Stored data
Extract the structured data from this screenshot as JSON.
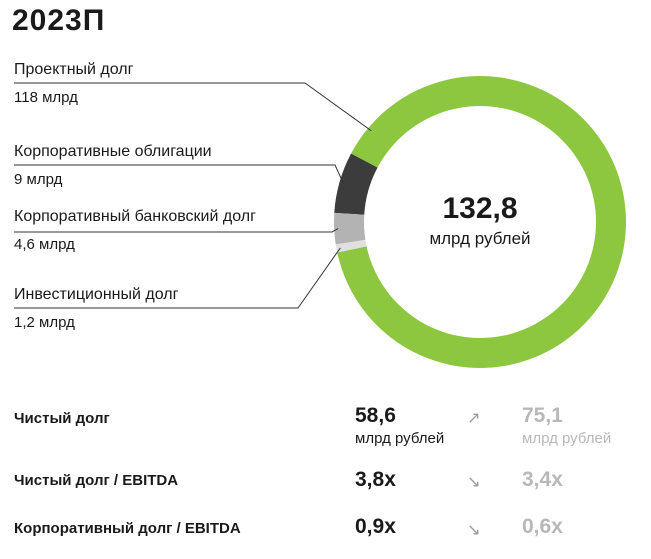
{
  "title": "2023П",
  "chart_data": {
    "type": "pie",
    "title": "2023П",
    "center_value": "132,8",
    "center_unit": "млрд рублей",
    "slices": [
      {
        "name": "Проектный долг",
        "label": "118 млрд",
        "value": 118,
        "color": "#8dc63f"
      },
      {
        "name": "Корпоративные облигации",
        "label": "9 млрд",
        "value": 9,
        "color": "#3c3c3c"
      },
      {
        "name": "Корпоративный банковский долг",
        "label": "4,6 млрд",
        "value": 4.6,
        "color": "#b3b3b3"
      },
      {
        "name": "Инвестиционный долг",
        "label": "1,2 млрд",
        "value": 1.2,
        "color": "#e0e0e0"
      }
    ]
  },
  "metrics": [
    {
      "label": "Чистый долг",
      "current": "58,6",
      "current_unit": "млрд рублей",
      "arrow": "↗",
      "previous": "75,1",
      "previous_unit": "млрд рублей"
    },
    {
      "label": "Чистый долг / EBITDA",
      "current": "3,8x",
      "current_unit": "",
      "arrow": "↘",
      "previous": "3,4x",
      "previous_unit": ""
    },
    {
      "label": "Корпоративный долг / EBITDA",
      "current": "0,9x",
      "current_unit": "",
      "arrow": "↘",
      "previous": "0,6x",
      "previous_unit": ""
    }
  ]
}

> _Directions_:
Reproduce the material above in full and without alteration, but skip all pictures.

> _Finished task_:
Extract the structured data from this screenshot as JSON.
{
  "title": "2023П",
  "chart_data": {
    "type": "pie",
    "title": "2023П",
    "center_value": "132,8",
    "center_unit": "млрд рублей",
    "slices": [
      {
        "name": "Проектный долг",
        "label": "118 млрд",
        "value": 118,
        "color": "#8dc63f"
      },
      {
        "name": "Корпоративные облигации",
        "label": "9 млрд",
        "value": 9,
        "color": "#3c3c3c"
      },
      {
        "name": "Корпоративный банковский долг",
        "label": "4,6 млрд",
        "value": 4.6,
        "color": "#b3b3b3"
      },
      {
        "name": "Инвестиционный долг",
        "label": "1,2 млрд",
        "value": 1.2,
        "color": "#e0e0e0"
      }
    ]
  },
  "metrics": [
    {
      "label": "Чистый долг",
      "current": "58,6",
      "current_unit": "млрд рублей",
      "arrow": "↗",
      "previous": "75,1",
      "previous_unit": "млрд рублей"
    },
    {
      "label": "Чистый долг / EBITDA",
      "current": "3,8x",
      "current_unit": "",
      "arrow": "↘",
      "previous": "3,4x",
      "previous_unit": ""
    },
    {
      "label": "Корпоративный долг / EBITDA",
      "current": "0,9x",
      "current_unit": "",
      "arrow": "↘",
      "previous": "0,6x",
      "previous_unit": ""
    }
  ]
}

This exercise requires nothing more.